__Text provided__:
Skip to article frontmatterSkip to article content

Biomass Yield and Spectral Trends

Authors
Affiliations
The Eric and Wendy Schmidt Center for Data Science & Environment
University of California, Berkeley
The Eric and Wendy Schmidt Center for Data Science & Environment
University of California, Berkeley
date: 2025-01-15
authors:
    - name: Brookie Guzder-Williams
affiliations:
    - University of California Berkeley, The Eric and Wendy Schmidt Center for Data Science & Environment
license: CC-BY-4.0

This notebook uses DSE’s Spectral Trend Database (STDB) to produce and interactive chart displaying Biomass Yield vs a number of different spectral incides over time.

  1. Fetch Data for a random point: We use STDS’s query module and in particular the QueryConstructor to generate a ...
  2. Build Chart
  3. Save Chart JSON to improve responsiveness of chart

IMPORTS

from importlib import reload
from typing import Callable, Union, Optional, Literal, TypeAlias, Sequence, Any
import re
from pprint import pprint
import random
import pandas as pd
import numpy as np
import xarray as xr
import tensorflow as tf
from IPython.display import HTML
import matplotlib.pyplot as plt
import seaborn as sns
import altair as alt
from spectral_trend_database.config import config as c
from spectral_trend_database import query
from spectral_trend_database import utils
from sklearn.ensemble import RandomForestClassifier
from sklearn.ensemble import HistGradientBoostingClassifier
from sklearn import metrics

CONFIG

BQ_PREFIX = 'dse-regenag.SpectralTrendDatabase'
SAMPLES_TABLE = 'SAMPLE_POINTS'
CROP_TYPE_TABLE = 'CDL_CROP_TYPE'
YIELD_TABLE = 'QDANN_YIELD'
INDICES_TABLE = 'SMOOTHED_INDICES_V1'
SAMPLE_ID = '9zphqkb3hh8'
CHART_DATA_PATH = 'spectral_trends.chart_data.json'
SAMPLE_FRAC = 0.0005
YEAR_START = 2008
YEAR_END = 2018
START_MMDD = '11-01'
END_MMDD = START_MMDD
ATTR_COLS = [
    'sample_id',
    'lon',
    'lat']
LIST_ATTRS = [
    'year',
    'biomass',
    'crop_type']
IDENT_DATE_COLUMNS = ['sample_id', 'year', 'date']

HELPER METHODS

def print_list(lst, max_len=7, view_size=3, sep=', ', connector=' ... '):
    size = len(lst)
    if size <= max_len:
        lst_str = sep.join(lst)
    else:
        head = sep.join(lst[:view_size])        
        tail = sep.join(lst[-view_size:])
        lst_str = f'{head}{connector}{tail}  [{size}]'
    print(lst_str)

def line(marker='-', length=100):
    print(marker*length)

SMOOTHED_INDICES_COLUMNS = query.column_names(INDICES_TABLE, run_query=True)

Recorded data
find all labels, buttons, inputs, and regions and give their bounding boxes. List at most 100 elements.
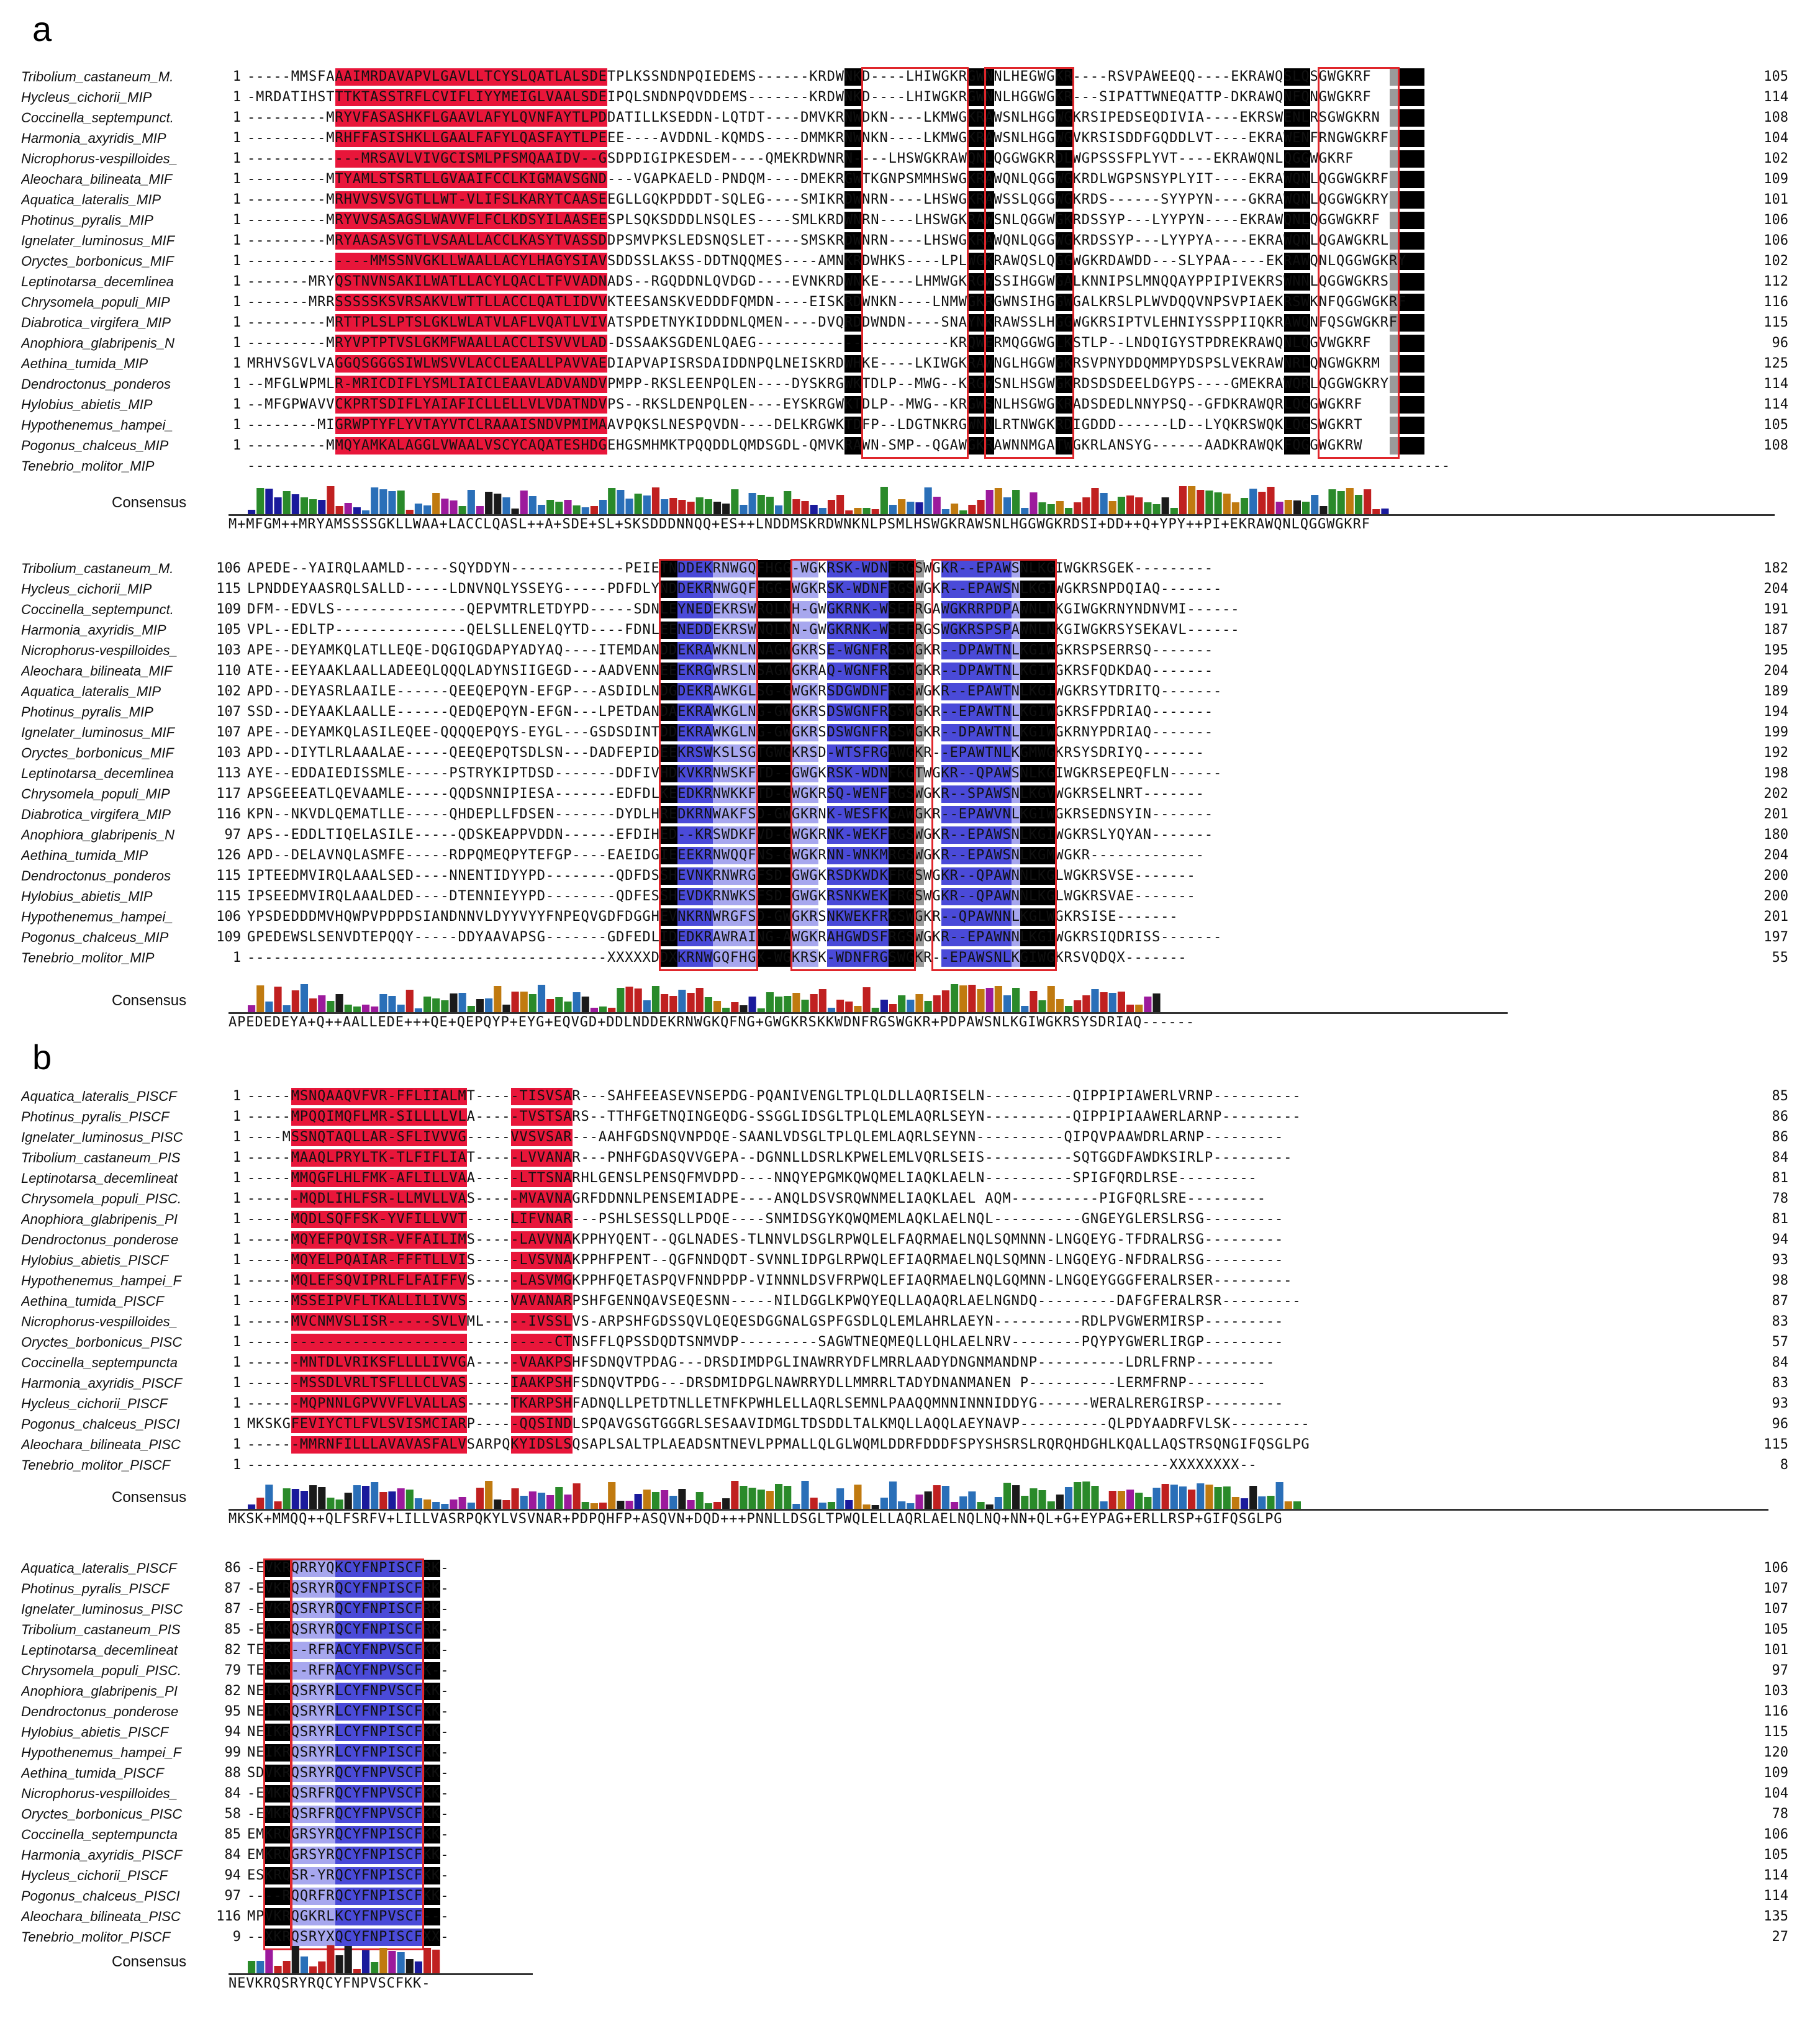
residue-highlight xyxy=(844,232,862,250)
panel-label-a: a xyxy=(32,9,52,48)
consensus-axis xyxy=(229,1012,1508,1014)
logo-column xyxy=(977,500,985,514)
end-position: 86 xyxy=(1772,1129,1789,1145)
logo-column xyxy=(792,499,800,514)
residue-highlight xyxy=(423,1888,441,1905)
residue-highlight xyxy=(335,437,608,455)
end-position: 204 xyxy=(1763,848,1788,863)
sequence: -EAKRQSRYRQCYFNPISCFRK- xyxy=(247,1622,450,1637)
residue-highlight xyxy=(677,826,713,844)
end-position: 187 xyxy=(1763,622,1788,638)
residue-highlight xyxy=(1389,68,1398,86)
logo-column xyxy=(1354,495,1363,514)
species-name: Aethina_tumida_MIP xyxy=(21,848,148,863)
species-name: Tenebrio_molitor_PISCF xyxy=(21,1457,171,1473)
residue-highlight xyxy=(967,232,994,250)
sequence: ------MMRNFILLLAVAVASFALVSARPQKYIDSLSQSA… xyxy=(247,1437,1310,1452)
residue-highlight xyxy=(291,1170,467,1187)
residue-highlight xyxy=(826,683,889,700)
end-position: 78 xyxy=(1772,1806,1789,1822)
logo-column xyxy=(968,1491,976,1509)
end-position: 180 xyxy=(1763,827,1788,843)
logo-column xyxy=(1091,488,1099,514)
logo-column xyxy=(599,500,607,514)
start-position: 94 xyxy=(224,1724,242,1740)
logo-column xyxy=(1030,492,1038,514)
logo-column xyxy=(625,987,633,1012)
sequence: TERKR--RFRACYFNPVSCFKK- xyxy=(247,1642,450,1658)
residue-highlight xyxy=(1398,212,1425,229)
residue-highlight xyxy=(844,417,862,434)
consensus-axis xyxy=(229,1973,533,1975)
end-position: 204 xyxy=(1763,663,1788,679)
logo-column xyxy=(1082,995,1090,1012)
species-name: Pogonus_chalceus_MIP xyxy=(21,438,169,453)
logo-column xyxy=(423,1948,432,1973)
residue-highlight xyxy=(335,212,608,229)
alignment-row: Harmonia_axyridis_PISCF 84 EMKRQGRSYRQCYFN… xyxy=(0,1845,1820,1865)
motif-box xyxy=(790,559,917,971)
residue-highlight xyxy=(1012,826,1021,844)
sequence: -EMKRQSRFRQCYFNPVSCFKK- xyxy=(247,1786,450,1801)
species-name: Coccinella_septempuncta xyxy=(21,1827,178,1842)
logo-column xyxy=(1275,502,1284,514)
logo-column xyxy=(1302,502,1310,514)
residue-highlight xyxy=(1389,396,1398,414)
logo-column xyxy=(537,1493,546,1509)
residue-highlight xyxy=(1398,89,1425,106)
sequence: ----------------------------------------… xyxy=(247,1457,1257,1473)
logo-column xyxy=(643,1490,651,1509)
residue-highlight xyxy=(265,1560,291,1577)
logo-column xyxy=(265,1950,273,1973)
logo-column xyxy=(880,487,888,514)
logo-column xyxy=(1240,498,1249,514)
logo-column xyxy=(801,1481,809,1509)
logo-column xyxy=(546,500,555,514)
residue-highlight xyxy=(792,765,818,782)
end-position: 102 xyxy=(1763,151,1788,166)
alignment-row: Hylobius_abietis_MIP 1 --MFGPWAVVCKPRTSDIF… xyxy=(0,395,1820,415)
logo-column xyxy=(423,1500,432,1509)
end-position: 194 xyxy=(1763,704,1788,720)
logo-column xyxy=(985,490,994,514)
logo-column xyxy=(274,1501,282,1509)
residue-highlight xyxy=(510,1272,573,1290)
sequence: -----MQDLSQFFSK-YVFILLVVT-----LIFVNAR---… xyxy=(247,1211,1284,1227)
residue-highlight xyxy=(844,130,862,147)
alignment-row: Tribolium_castaneum_PIS 85 -EAKRQSRYRQCYFN… xyxy=(0,1620,1820,1640)
residue-highlight xyxy=(967,314,994,332)
residue-highlight xyxy=(844,335,862,352)
residue-highlight xyxy=(1012,908,1021,926)
residue-highlight xyxy=(756,744,792,762)
residue-highlight xyxy=(677,847,713,864)
logo-column xyxy=(985,1504,994,1509)
logo-column xyxy=(818,1503,826,1509)
end-position: 105 xyxy=(1763,417,1788,433)
logo-column xyxy=(968,985,976,1012)
residue-highlight xyxy=(335,232,608,250)
logo-column xyxy=(371,1962,379,1973)
species-name: Aethina_tumida_MIP xyxy=(21,356,148,371)
logo-column xyxy=(731,1481,739,1509)
species-name: Nicrophorus-vespilloides_ xyxy=(21,643,178,658)
end-position: 86 xyxy=(1772,1109,1789,1124)
logo-column xyxy=(291,1946,299,1973)
logo-column xyxy=(968,505,976,514)
end-position: 81 xyxy=(1772,1170,1789,1186)
residue-highlight xyxy=(1020,908,1056,926)
sequence-logo xyxy=(248,486,1389,514)
sequence: ----RQQRFRQCYFNPISCFKK- xyxy=(247,1888,450,1904)
residue-highlight xyxy=(423,1662,441,1680)
start-position: 1 xyxy=(232,1416,241,1432)
logo-column xyxy=(608,1008,616,1012)
residue-highlight xyxy=(335,1806,423,1823)
residue-highlight xyxy=(756,703,792,721)
end-position: 81 xyxy=(1772,1211,1789,1227)
residue-highlight xyxy=(423,1908,441,1925)
residue-highlight xyxy=(826,908,889,926)
residue-highlight xyxy=(915,826,924,844)
residue-highlight xyxy=(677,622,713,639)
logo-column xyxy=(528,1491,536,1509)
logo-column xyxy=(256,1961,265,1973)
start-position: 1 xyxy=(232,1334,241,1350)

__Exercise task__:
Continue the Biomass Yield and Spectral Trends notebook above, picking up right after its last line of code.

__Answer for this exercise__:
INDICES = [c for c in SMOOTHED_INDICES_COLUMNS if c not in IDENT_DATE_COLUMNS]
INDICES = sorted(INDICES)
print_list(INDICES)
afri1600, atsavi, blue ... tvi, wdrvi, wet  [42]

1. Fetch Data

query = reload(query)
def fetch_yield_and_trend_data(
        year_start: int,
        year_end: Optional[int] = None,
        sample_id: Optional[Union[list[str], str]] = None,
        print_sql: Optional[bool] = False,
        limit: Optional[int] = None) -> pd.DataFrame:
    """
    Builds and Executes a SQL Query to get all data
    form a given set of sample_ids during a specified time 
    period.
    
    Args: 
        year_start (int): start year to select data
        year_end (Optional[int] = None): 
            last year to select data from (inclusive). if None use <year_start>
        sample_id (Optional[Union[list[str], str]] = None)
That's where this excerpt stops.